**EXERCISE GOAL**
Copy every line of the following data that includes the string "values".

**GIVEN DATA**
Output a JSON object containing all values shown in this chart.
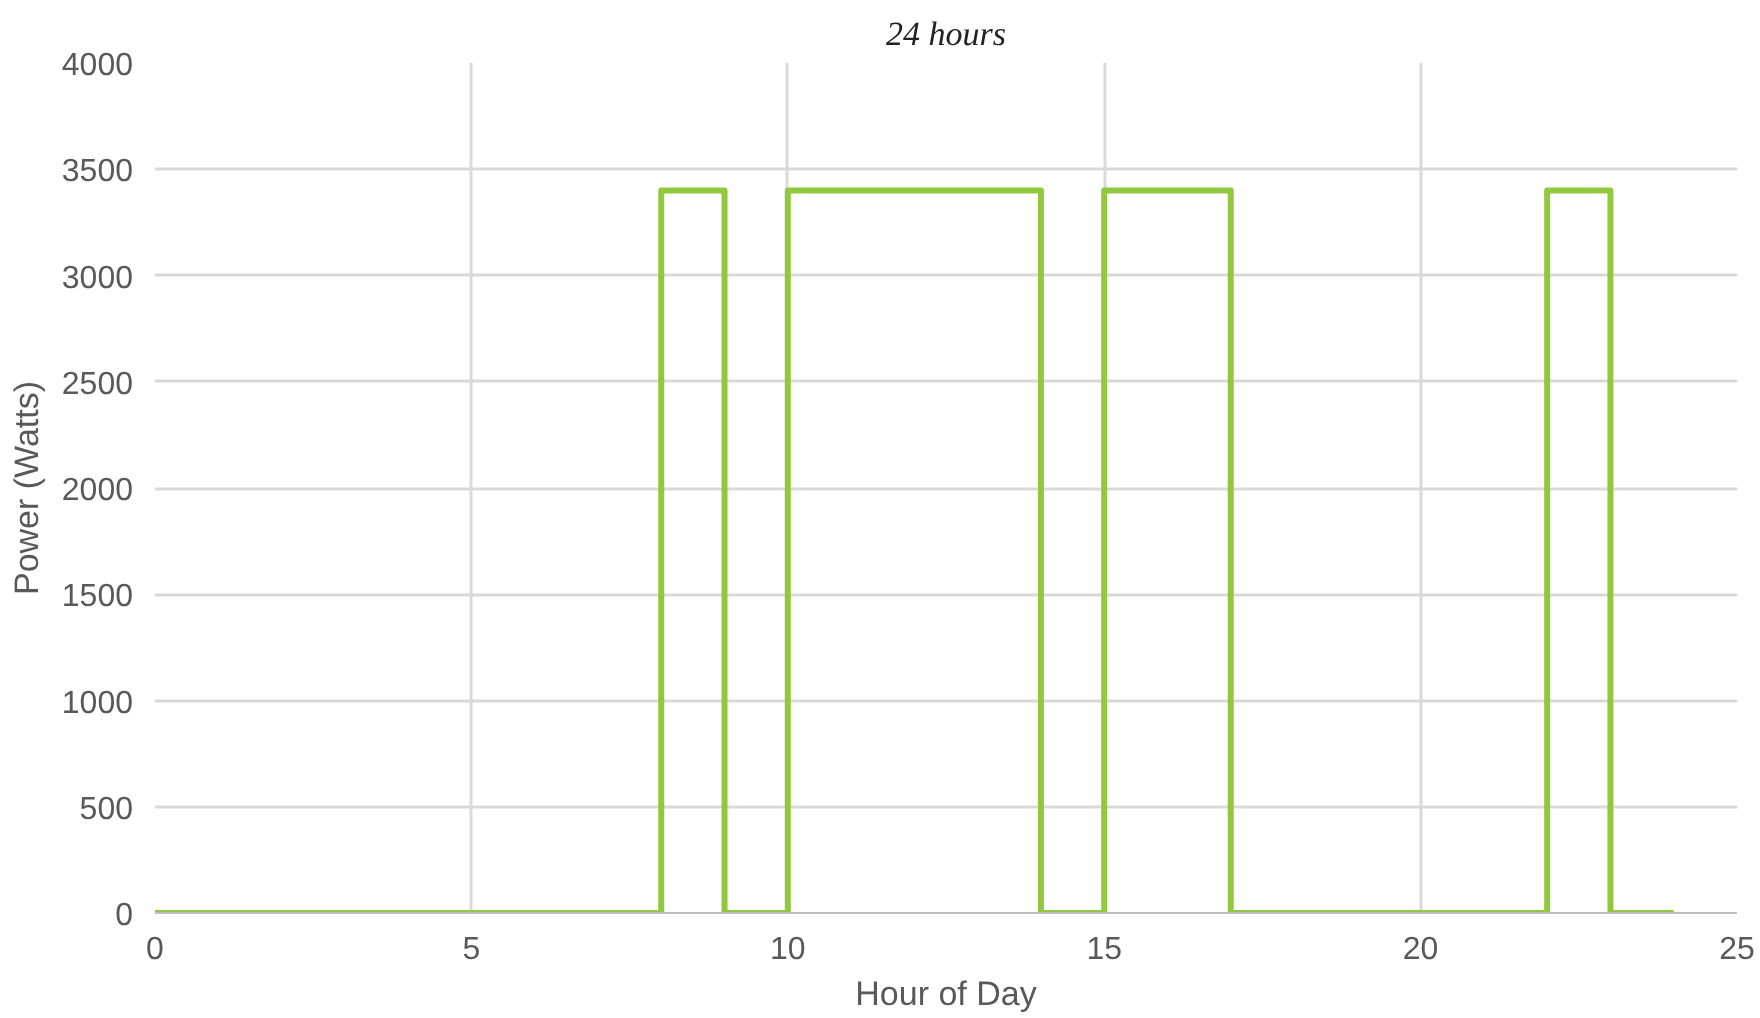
{
  "chart_data": {
    "type": "line",
    "title": "24 hours",
    "xlabel": "Hour of Day",
    "ylabel": "Power (Watts)",
    "x": [
      0,
      8,
      8,
      9,
      9,
      10,
      10,
      14,
      14,
      15,
      15,
      17,
      17,
      22,
      22,
      23,
      23,
      24
    ],
    "series": [
      {
        "color": "#92c83e",
        "values": [
          0,
          0,
          3400,
          3400,
          0,
          0,
          3400,
          3400,
          0,
          0,
          3400,
          3400,
          0,
          0,
          3400,
          3400,
          0,
          0
        ]
      }
    ],
    "xlim": [
      0,
      25
    ],
    "xticks": [
      0,
      5,
      10,
      15,
      20,
      25
    ],
    "ylim": [
      0,
      4000
    ],
    "yticks": [
      0,
      500,
      1000,
      1500,
      2000,
      2500,
      3000,
      3500,
      4000
    ],
    "grid": true,
    "marker": "none",
    "line_style": "solid"
  }
}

**FULL OUTPUT**
Output a JSON object containing all values shown in this chart.
        "values": [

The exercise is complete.